» What you need to do: Images must not appear in your copy; reproduce every other part of the records exactly.
..........
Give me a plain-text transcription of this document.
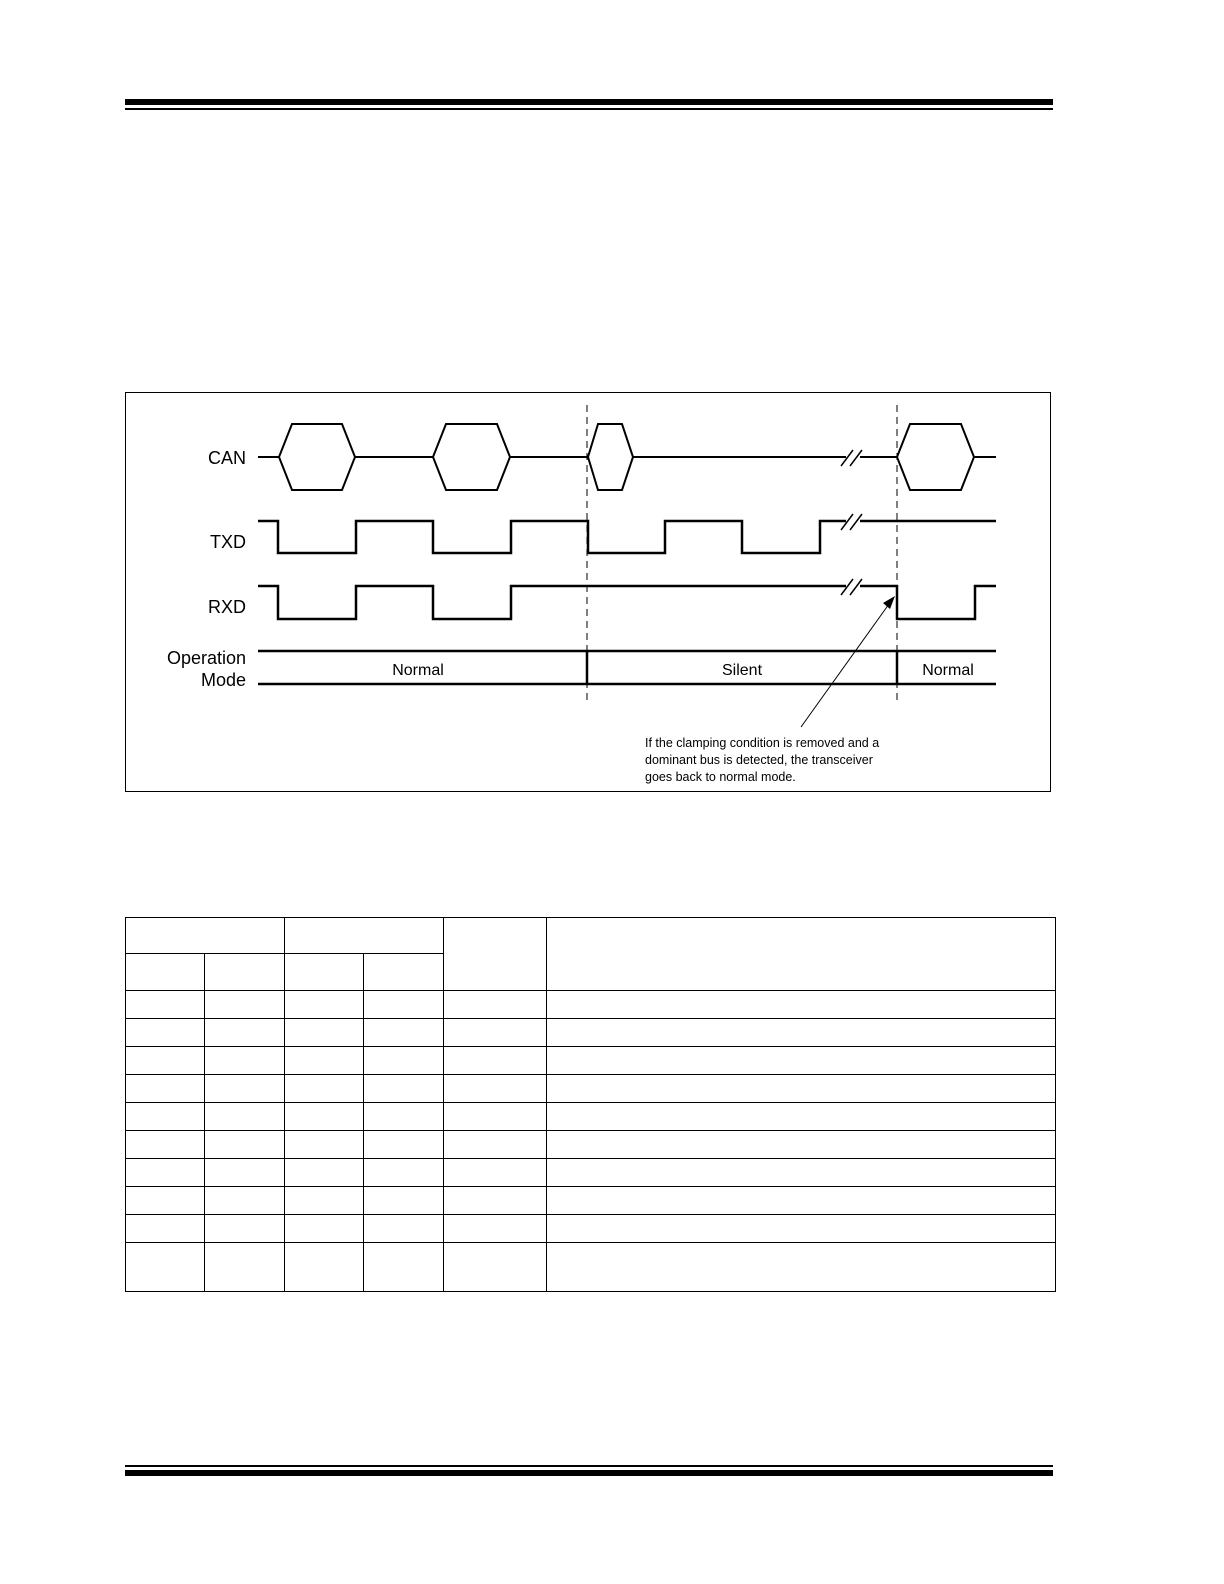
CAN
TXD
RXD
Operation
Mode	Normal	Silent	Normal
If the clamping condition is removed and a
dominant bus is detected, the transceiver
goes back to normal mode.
..........
» Answer for the task:
Give me a plain-text transcription of this document.
CAN
TXD
RXD
Operation
Mode	Normal	Silent	Normal
If the clamping condition is removed and a
dominant bus is detected, the transceiver
goes back to normal mode.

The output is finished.